+++ Supplied material +++

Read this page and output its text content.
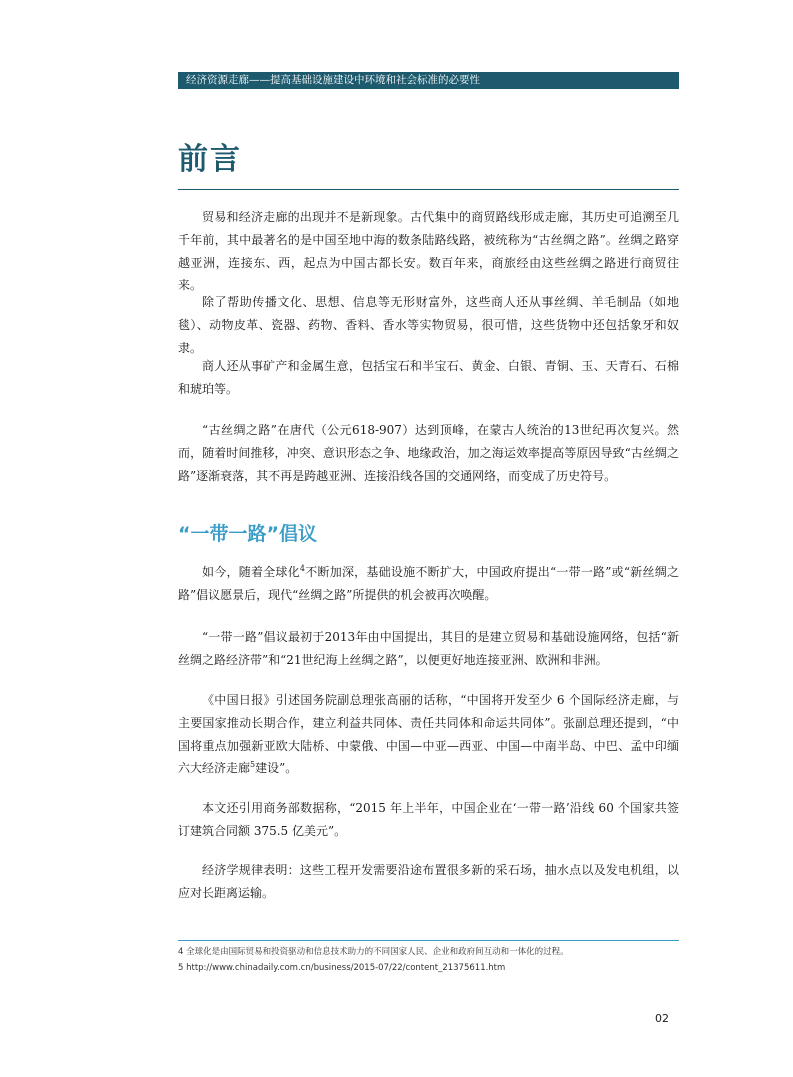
经济资源走廊——提高基础设施建设中环境和社会标准的必要性
前言

贸易和经济走廊的出现并不是新现象。古代集中的商贸路线形成走廊，其历史可追溯至几千年前，其中最著名的是中国至地中海的数条陆路线路，被统称为“古丝绸之路”。丝绸之路穿越亚洲，连接东、西，起点为中国古都长安。数百年来，商旅经由这些丝绸之路进行商贸往来。

除了帮助传播文化、思想、信息等无形财富外，这些商人还从事丝绸、羊毛制品（如地毯）、动物皮革、瓷器、药物、香料、香水等实物贸易，很可惜，这些货物中还包括象牙和奴隶。

商人还从事矿产和金属生意，包括宝石和半宝石、黄金、白银、青铜、玉、天青石、石棉和琥珀等。

“古丝绸之路”在唐代（公元618-907）达到顶峰，在蒙古人统治的13世纪再次复兴。然而，随着时间推移，冲突、意识形态之争、地缘政治，加之海运效率提高等原因导致“古丝绸之路”逐渐衰落，其不再是跨越亚洲、连接沿线各国的交通网络，而变成了历史符号。

“一带一路”倡议

如今，随着全球化$^4$不断加深，基础设施不断扩大，中国政府提出“一带一路”或“新丝绸之路”倡议愿景后，现代“丝绸之路”所提供的机会被再次唤醒。

“一带一路”倡议最初于2013年由中国提出，其目的是建立贸易和基础设施网络，包括“新丝绸之路经济带”和“21世纪海上丝绸之路”，以便更好地连接亚洲、欧洲和非洲。

《中国日报》引述国务院副总理张高丽的话称，“中国将开发至少 6 个国际经济走廊，与主要国家推动长期合作，建立利益共同体、责任共同体和命运共同体”。张副总理还提到，“中国将重点加强新亚欧大陆桥、中蒙俄、中国—中亚—西亚、中国—中南半岛、中巴、孟中印缅六大经济走廊$^5$建设”。

本文还引用商务部数据称，“2015 年上半年，中国企业在‘一带一路’沿线 60 个国家共签订建筑合同额 375.5 亿美元”。

经济学规律表明：这些工程开发需要沿途布置很多新的采石场，抽水点以及发电机组，以应对长距离运输。

4 全球化是由国际贸易和投资驱动和信息技术助力的不同国家人民、企业和政府间互动和一体化的过程。

5 http://www.chinadaily.com.cn/business/2015-07/22/content_21375611.htm

02
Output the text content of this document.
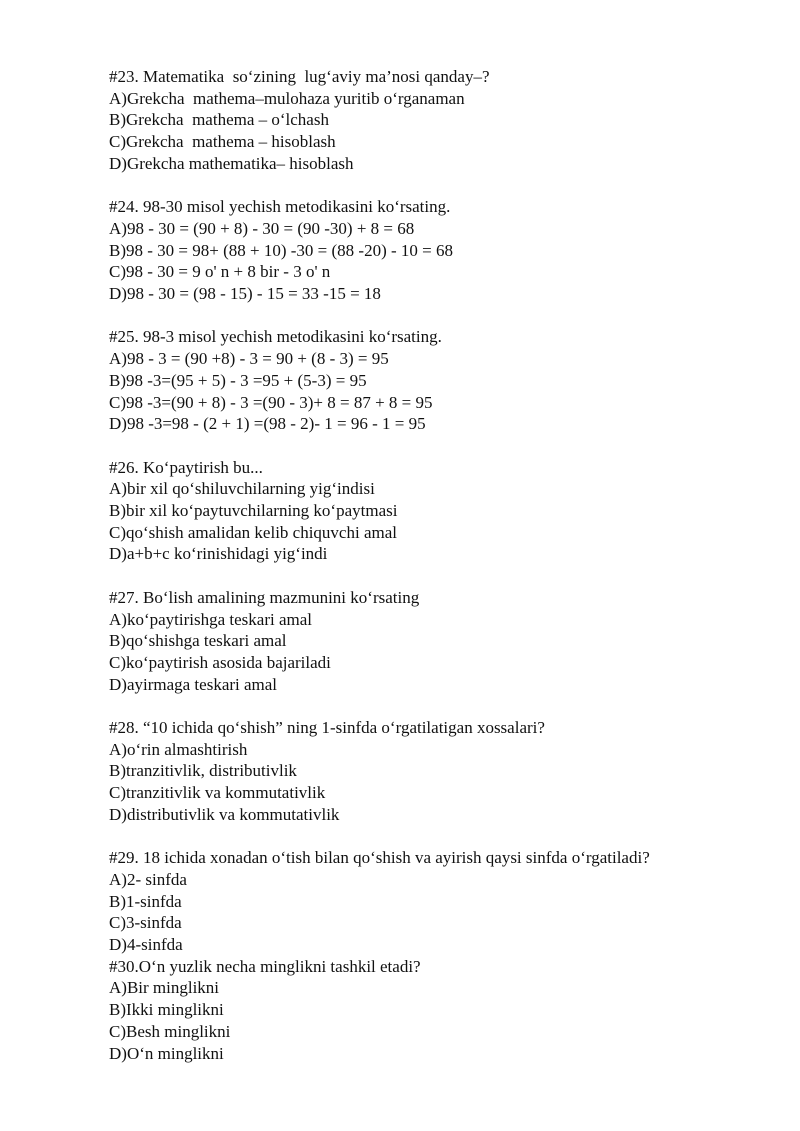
#23. Matematika  so‘zining  lug‘aviy ma’nosi qanday–?
A)Grekcha  mathema–mulohaza yuritib o‘rganaman
B)Grekcha  mathema – o‘lchash
C)Grekcha  mathema – hisoblash
D)Grekcha mathematika– hisoblash
#24. 98-30 misol yechish metodikasini ko‘rsating.
A)98 - 30 = (90 + 8) - 30 = (90 -30) + 8 = 68
B)98 - 30 = 98+ (88 + 10) -30 = (88 -20) - 10 = 68
C)98 - 30 = 9 o' n + 8 bir - 3 o' n
D)98 - 30 = (98 - 15) - 15 = 33 -15 = 18
#25. 98-3 misol yechish metodikasini ko‘rsating.
A)98 - 3 = (90 +8) - 3 = 90 + (8 - 3) = 95
B)98 -3=(95 + 5) - 3 =95 + (5-3) = 95
C)98 -3=(90 + 8) - 3 =(90 - 3)+ 8 = 87 + 8 = 95
D)98 -3=98 - (2 + 1) =(98 - 2)- 1 = 96 - 1 = 95
#26. Ko‘paytirish bu...
A)bir xil qo‘shiluvchilarning yig‘indisi
B)bir xil ko‘paytuvchilarning ko‘paytmasi
C)qo‘shish amalidan kelib chiquvchi amal
D)a+b+c ko‘rinishidagi yig‘indi
#27. Bo‘lish amalining mazmunini ko‘rsating
A)ko‘paytirishga teskari amal
B)qo‘shishga teskari amal
C)ko‘paytirish asosida bajariladi
D)ayirmaga teskari amal
#28. “10 ichida qo‘shish” ning 1-sinfda o‘rgatilatigan xossalari?
A)o‘rin almashtirish
B)tranzitivlik, distributivlik
C)tranzitivlik va kommutativlik
D)distributivlik va kommutativlik
#29. 18 ichida xonadan o‘tish bilan qo‘shish va ayirish qaysi sinfda o‘rgatiladi?
A)2- sinfda
B)1-sinfda
C)3-sinfda
D)4-sinfda
#30.O‘n yuzlik necha minglikni tashkil etadi?
A)Bir minglikni
B)Ikki minglikni
C)Besh minglikni
D)O‘n minglikni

+++

» **Task directions**: Without the pictures, write out every entry precisely as it appears.

» **Task answer**:
Read this page and output its text content.
经济资源走廊——提高基础设施建设中环境和社会标准的必要性
前言

贸易和经济走廊的出现并不是新现象。古代集中的商贸路线形成走廊，其历史可追溯至几千年前，其中最著名的是中国至地中海的数条陆路线路，被统称为“古丝绸之路”。丝绸之路穿越亚洲，连接东、西，起点为中国古都长安。数百年来，商旅经由这些丝绸之路进行商贸往来。

除了帮助传播文化、思想、信息等无形财富外，这些商人还从事丝绸、羊毛制品（如地毯）、动物皮革、瓷器、药物、香料、香水等实物贸易，很可惜，这些货物中还包括象牙和奴隶。

商人还从事矿产和金属生意，包括宝石和半宝石、黄金、白银、青铜、玉、天青石、石棉和琥珀等。

“古丝绸之路”在唐代（公元618-907）达到顶峰，在蒙古人统治的13世纪再次复兴。然而，随着时间推移，冲突、意识形态之争、地缘政治，加之海运效率提高等原因导致“古丝绸之路”逐渐衰落，其不再是跨越亚洲、连接沿线各国的交通网络，而变成了历史符号。

“一带一路”倡议

如今，随着全球化$^4$不断加深，基础设施不断扩大，中国政府提出“一带一路”或“新丝绸之路”倡议愿景后，现代“丝绸之路”所提供的机会被再次唤醒。

“一带一路”倡议最初于2013年由中国提出，其目的是建立贸易和基础设施网络，包括“新丝绸之路经济带”和“21世纪海上丝绸之路”，以便更好地连接亚洲、欧洲和非洲。

《中国日报》引述国务院副总理张高丽的话称，“中国将开发至少 6 个国际经济走廊，与主要国家推动长期合作，建立利益共同体、责任共同体和命运共同体”。张副总理还提到，“中国将重点加强新亚欧大陆桥、中蒙俄、中国—中亚—西亚、中国—中南半岛、中巴、孟中印缅六大经济走廊$^5$建设”。

本文还引用商务部数据称，“2015 年上半年，中国企业在‘一带一路’沿线 60 个国家共签订建筑合同额 375.5 亿美元”。

经济学规律表明：这些工程开发需要沿途布置很多新的采石场，抽水点以及发电机组，以应对长距离运输。

4 全球化是由国际贸易和投资驱动和信息技术助力的不同国家人民、企业和政府间互动和一体化的过程。

5 http://www.chinadaily.com.cn/business/2015-07/22/content_21375611.htm

02
Output the text content of this document.
#23. Matematika  so‘zining  lug‘aviy ma’nosi qanday–?
A)Grekcha  mathema–mulohaza yuritib o‘rganaman
B)Grekcha  mathema – o‘lchash
C)Grekcha  mathema – hisoblash
D)Grekcha mathematika– hisoblash
#24. 98-30 misol yechish metodikasini ko‘rsating.
A)98 - 30 = (90 + 8) - 30 = (90 -30) + 8 = 68
B)98 - 30 = 98+ (88 + 10) -30 = (88 -20) - 10 = 68
C)98 - 30 = 9 o' n + 8 bir - 3 o' n
D)98 - 30 = (98 - 15) - 15 = 33 -15 = 18
#25. 98-3 misol yechish metodikasini ko‘rsating.
A)98 - 3 = (90 +8) - 3 = 90 + (8 - 3) = 95
B)98 -3=(95 + 5) - 3 =95 + (5-3) = 95
C)98 -3=(90 + 8) - 3 =(90 - 3)+ 8 = 87 + 8 = 95
D)98 -3=98 - (2 + 1) =(98 - 2)- 1 = 96 - 1 = 95
#26. Ko‘paytirish bu...
A)bir xil qo‘shiluvchilarning yig‘indisi
B)bir xil ko‘paytuvchilarning ko‘paytmasi
C)qo‘shish amalidan kelib chiquvchi amal
D)a+b+c ko‘rinishidagi yig‘indi
#27. Bo‘lish amalining mazmunini ko‘rsating
A)ko‘paytirishga teskari amal
B)qo‘shishga teskari amal
C)ko‘paytirish asosida bajariladi
D)ayirmaga teskari amal
#28. “10 ichida qo‘shish” ning 1-sinfda o‘rgatilatigan xossalari?
A)o‘rin almashtirish
B)tranzitivlik, distributivlik
C)tranzitivlik va kommutativlik
D)distributivlik va kommutativlik
#29. 18 ichida xonadan o‘tish bilan qo‘shish va ayirish qaysi sinfda o‘rgatiladi?
A)2- sinfda
B)1-sinfda
C)3-sinfda
D)4-sinfda
#30.O‘n yuzlik necha minglikni tashkil etadi?
A)Bir minglikni
B)Ikki minglikni
C)Besh minglikni
D)O‘n minglikni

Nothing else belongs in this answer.